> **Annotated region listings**
::::::::::
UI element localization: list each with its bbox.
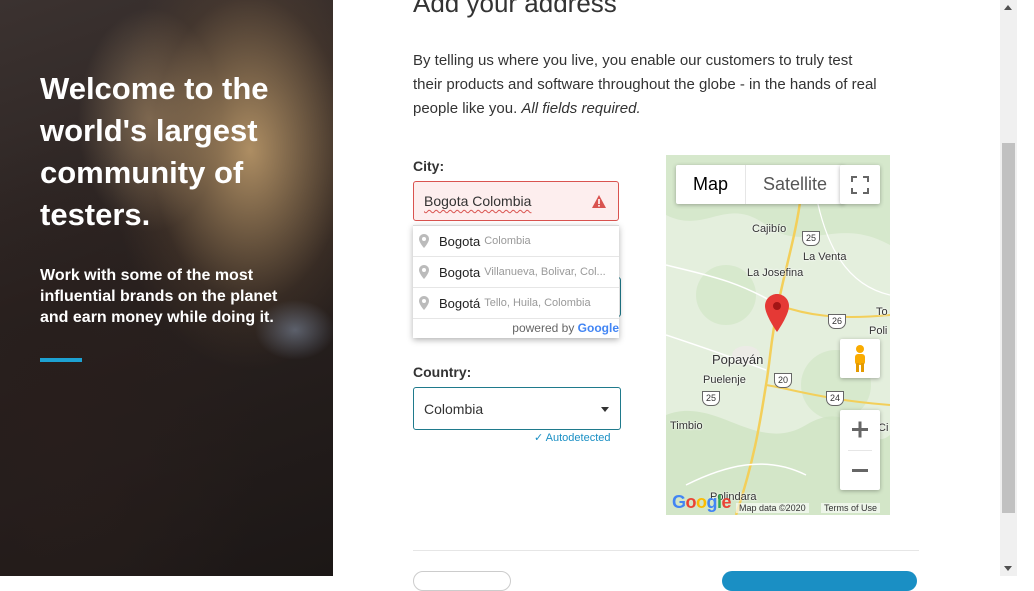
location-pin-icon [419, 296, 429, 310]
map-place-label: Popayán [712, 352, 764, 367]
check-icon: ✓ [534, 432, 546, 444]
map-place-label: La Josefina [747, 267, 804, 279]
route-shield: 25 [702, 391, 720, 406]
route-shield: 26 [828, 314, 846, 329]
autodetected-note: ✓ Autodetected [534, 431, 611, 444]
suggestion-secondary: Tello, Huila, Colombia [484, 297, 591, 309]
suggestion-secondary: Colombia [484, 235, 531, 247]
map-type-map[interactable]: Map [676, 165, 745, 204]
map-place-label: Timbio [670, 420, 703, 432]
suggestion-main: Bogotá [439, 295, 481, 311]
map-data-credit: Map data ©2020 [736, 503, 809, 513]
chevron-down-icon [601, 407, 609, 412]
location-pin-icon [419, 265, 429, 279]
country-value: Colombia [424, 400, 484, 417]
scroll-thumb[interactable] [1002, 143, 1015, 513]
country-select[interactable]: Colombia [413, 387, 621, 430]
route-shield: 25 [802, 231, 820, 246]
hero-subtitle: Work with some of the most influential b… [40, 267, 278, 326]
suggestion-secondary: Villanueva, Bolivar, Col... [484, 266, 606, 278]
scroll-down-arrow-icon[interactable] [1004, 566, 1012, 571]
route-shield: 20 [774, 373, 792, 388]
map-place-label: La Venta [803, 251, 847, 263]
suggestion-main: Bogota [439, 264, 481, 280]
city-input[interactable]: Bogota Colombia [413, 181, 619, 221]
hero-panel: Welcome to the world's largest community… [0, 0, 333, 576]
intro-emphasis: All fields required. [521, 100, 641, 117]
suggestion-main: Bogota [439, 233, 481, 249]
map[interactable]: Map Satellite Cajibío La Venta La Josefi… [666, 155, 890, 515]
zoom-out-button[interactable] [840, 450, 880, 490]
powered-by-google: powered by Google [512, 321, 619, 335]
map-place-label: Puelenje [703, 374, 746, 386]
map-type-satellite[interactable]: Satellite [745, 165, 844, 204]
map-place-label: To [876, 306, 888, 318]
hero-title: Welcome to the world's largest community… [40, 71, 269, 232]
map-marker-icon[interactable] [765, 294, 789, 332]
map-type-control: Map Satellite [676, 165, 845, 204]
street-view-button[interactable] [840, 339, 880, 378]
intro-text: By telling us where you live, you enable… [413, 49, 883, 121]
city-suggestions: Bogota Colombia Bogota Villanueva, Boliv… [413, 225, 619, 338]
zoom-in-button[interactable] [840, 410, 880, 450]
accent-bar [40, 358, 82, 362]
country-label: Country: [413, 364, 472, 380]
next-button[interactable] [722, 571, 917, 591]
route-shield: 24 [826, 391, 844, 406]
map-place-label: Cajibío [752, 223, 787, 235]
google-wordmark: Google [577, 321, 619, 335]
divider [413, 550, 919, 551]
suggestion-item[interactable]: Bogota Colombia [413, 226, 619, 257]
suggestion-item[interactable]: Bogota Villanueva, Bolivar, Col... [413, 257, 619, 288]
page-title: Add your address [413, 0, 617, 18]
autodetected-label: Autodetected [545, 432, 611, 444]
pegman-icon [855, 345, 865, 372]
powered-by-prefix: powered by [512, 321, 578, 335]
page-scrollbar[interactable] [1000, 0, 1017, 576]
back-button[interactable] [413, 571, 511, 591]
city-input-value: Bogota Colombia [424, 193, 532, 209]
map-terms-link[interactable]: Terms of Use [821, 503, 881, 513]
warning-icon [592, 195, 606, 208]
suggestion-item[interactable]: Bogotá Tello, Huila, Colombia [413, 288, 619, 319]
intro-body: By telling us where you live, you enable… [413, 52, 877, 117]
fullscreen-icon [851, 176, 869, 194]
location-pin-icon [419, 234, 429, 248]
scroll-up-arrow-icon[interactable] [1004, 5, 1012, 10]
city-label: City: [413, 158, 445, 174]
fullscreen-button[interactable] [840, 165, 880, 204]
google-logo: Google [672, 492, 732, 512]
map-place-label: Poli [869, 325, 888, 337]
::::::::::
> **WORK INSTRUCTIONS**
Can you rewrite all the records above with every "route-shield" changed to "road-shield" and nothing else altered? Leave the pictures out.

> **SOLUTION**
UI element localization: list each with its bbox.
location-pin-icon [419, 296, 429, 310]
map-place-label: Popayán [712, 352, 764, 367]
check-icon: ✓ [534, 432, 546, 444]
map-place-label: La Josefina [747, 267, 804, 279]
road-shield: 25 [702, 391, 720, 406]
road-shield: 26 [828, 314, 846, 329]
autodetected-note: ✓ Autodetected [534, 431, 611, 444]
suggestion-secondary: Tello, Huila, Colombia [484, 297, 591, 309]
suggestion-secondary: Colombia [484, 235, 531, 247]
map-type-map[interactable]: Map [676, 165, 745, 204]
map-place-label: Timbio [670, 420, 703, 432]
suggestion-main: Bogotá [439, 295, 481, 311]
map-data-credit: Map data ©2020 [736, 503, 809, 513]
chevron-down-icon [601, 407, 609, 412]
location-pin-icon [419, 265, 429, 279]
country-value: Colombia [424, 400, 484, 417]
scroll-thumb[interactable] [1002, 143, 1015, 513]
country-select[interactable]: Colombia [413, 387, 621, 430]
road-shield: 25 [802, 231, 820, 246]
hero-subtitle: Work with some of the most influential b… [40, 267, 278, 326]
suggestion-secondary: Villanueva, Bolivar, Col... [484, 266, 606, 278]
scroll-down-arrow-icon[interactable] [1004, 566, 1012, 571]
road-shield: 20 [774, 373, 792, 388]
map-place-label: La Venta [803, 251, 847, 263]
suggestion-main: Bogota [439, 264, 481, 280]
city-input[interactable]: Bogota Colombia [413, 181, 619, 221]
hero-panel: Welcome to the world's largest community… [0, 0, 333, 576]
intro-emphasis: All fields required. [521, 100, 641, 117]
suggestion-main: Bogota [439, 233, 481, 249]
map[interactable]: Map Satellite Cajibío La Venta La Josefi… [666, 155, 890, 515]
zoom-out-button[interactable] [840, 450, 880, 490]
powered-by-google: powered by Google [512, 321, 619, 335]
map-place-label: Puelenje [703, 374, 746, 386]
map-type-satellite[interactable]: Satellite [745, 165, 844, 204]
map-place-label: To [876, 306, 888, 318]
hero-title: Welcome to the world's largest community… [40, 71, 269, 232]
map-marker-icon[interactable] [765, 294, 789, 332]
map-type-control: Map Satellite [676, 165, 845, 204]
street-view-button[interactable] [840, 339, 880, 378]
intro-text: By telling us where you live, you enable… [413, 49, 883, 121]
city-suggestions: Bogota Colombia Bogota Villanueva, Boliv… [413, 225, 619, 338]
zoom-in-button[interactable] [840, 410, 880, 450]
accent-bar [40, 358, 82, 362]
country-label: Country: [413, 364, 472, 380]
next-button[interactable] [722, 571, 917, 591]
road-shield: 24 [826, 391, 844, 406]
map-place-label: Cajibío [752, 223, 787, 235]
google-wordmark: Google [577, 321, 619, 335]
divider [413, 550, 919, 551]
suggestion-item[interactable]: Bogota Colombia [413, 226, 619, 257]
suggestion-item[interactable]: Bogota Villanueva, Bolivar, Col... [413, 257, 619, 288]
page-title: Add your address [413, 0, 617, 18]
autodetected-label: Autodetected [545, 432, 611, 444]
pegman-icon [855, 345, 865, 372]
powered-by-prefix: powered by [512, 321, 578, 335]
page-scrollbar[interactable] [1000, 0, 1017, 576]
back-button[interactable] [413, 571, 511, 591]
city-input-value: Bogota Colombia [424, 193, 532, 209]
map-terms-link[interactable]: Terms of Use [821, 503, 881, 513]
warning-icon [592, 195, 606, 208]
suggestion-item[interactable]: Bogotá Tello, Huila, Colombia [413, 288, 619, 319]
intro-body: By telling us where you live, you enable… [413, 52, 877, 117]
fullscreen-icon [851, 176, 869, 194]
location-pin-icon [419, 234, 429, 248]
scroll-up-arrow-icon[interactable] [1004, 5, 1012, 10]
city-label: City: [413, 158, 445, 174]
fullscreen-button[interactable] [840, 165, 880, 204]
google-logo: Google [672, 492, 732, 512]
map-place-label: Poli [869, 325, 888, 337]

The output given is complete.